*The task*. Retype all of the listing exactly, passing over any picture you find.

*Dataset rows*.

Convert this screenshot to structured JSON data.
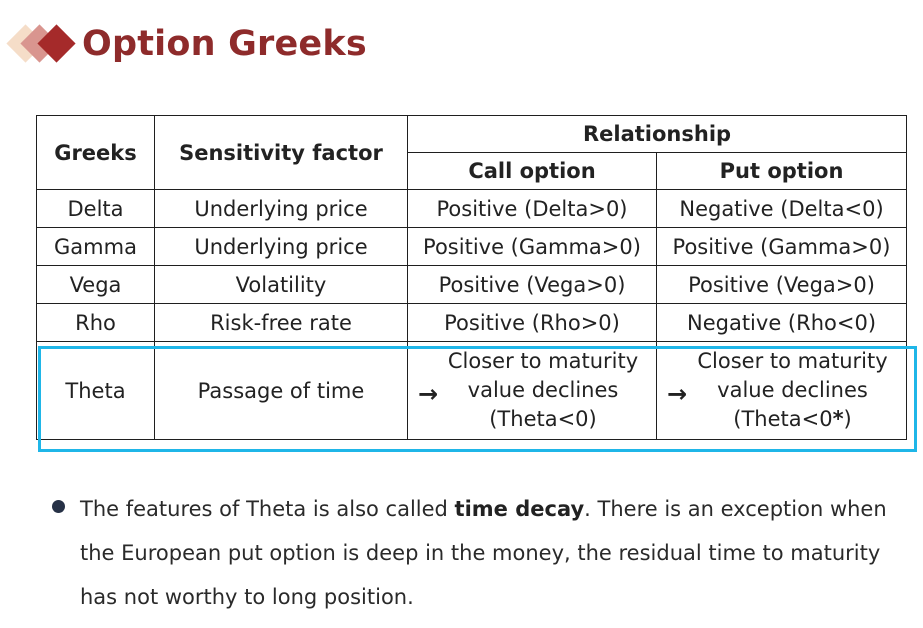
{
  "title": "Option Greeks",
  "table": {
    "headers": {
      "greeks": "Greeks",
      "sensitivity": "Sensitivity factor",
      "relationship": "Relationship",
      "call": "Call option",
      "put": "Put option"
    },
    "rows": [
      {
        "greek": "Delta",
        "factor": "Underlying price",
        "call": "Positive (Delta>0)",
        "put": "Negative (Delta<0)"
      },
      {
        "greek": "Gamma",
        "factor": "Underlying price",
        "call": "Positive (Gamma>0)",
        "put": "Positive (Gamma>0)"
      },
      {
        "greek": "Vega",
        "factor": "Volatility",
        "call": "Positive (Vega>0)",
        "put": "Positive (Vega>0)"
      },
      {
        "greek": "Rho",
        "factor": "Risk-free rate",
        "call": "Positive (Rho>0)",
        "put": "Negative (Rho<0)"
      }
    ],
    "theta": {
      "greek": "Theta",
      "factor": "Passage of time",
      "arrow": "→",
      "call": {
        "line1": "Closer to maturity",
        "line2": "value declines",
        "line3": "(Theta<0)"
      },
      "put": {
        "line1": "Closer to maturity",
        "line2": "value declines",
        "line3_prefix": "(Theta<0",
        "line3_star": "*",
        "line3_suffix": ")"
      }
    }
  },
  "highlight_color": "#1fb6e8",
  "title_color": "#8e2b2b",
  "bullet": {
    "part1": "The features of Theta is also called ",
    "bold": "time decay",
    "part2": ". There is an exception when the European put option is deep in the money, the residual time to maturity has not worthy to long position."
  }
}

*Response*.
Convert this screenshot to structured JSON data.
{
  "title": "Option Greeks",
  "table": {
    "headers": {
      "greeks": "Greeks",
      "sensitivity": "Sensitivity factor",
      "relationship": "Relationship",
      "call": "Call option",
      "put": "Put option"
    },
    "rows": [
      {
        "greek": "Delta",
        "factor": "Underlying price",
        "call": "Positive (Delta>0)",
        "put": "Negative (Delta<0)"
      },
      {
        "greek": "Gamma",
        "factor": "Underlying price",
        "call": "Positive (Gamma>0)",
        "put": "Positive (Gamma>0)"
      },
      {
        "greek": "Vega",
        "factor": "Volatility",
        "call": "Positive (Vega>0)",
        "put": "Positive (Vega>0)"
      },
      {
        "greek": "Rho",
        "factor": "Risk-free rate",
        "call": "Positive (Rho>0)",
        "put": "Negative (Rho<0)"
      }
    ],
    "theta": {
      "greek": "Theta",
      "factor": "Passage of time",
      "arrow": "→",
      "call": {
        "line1": "Closer to maturity",
        "line2": "value declines",
        "line3": "(Theta<0)"
      },
      "put": {
        "line1": "Closer to maturity",
        "line2": "value declines",
        "line3_prefix": "(Theta<0",
        "line3_star": "*",
        "line3_suffix": ")"
      }
    }
  },
  "highlight_color": "#1fb6e8",
  "title_color": "#8e2b2b",
  "bullet": {
    "part1": "The features of Theta is also called ",
    "bold": "time decay",
    "part2": ". There is an exception when the European put option is deep in the money, the residual time to maturity has not worthy to long position."
  }
}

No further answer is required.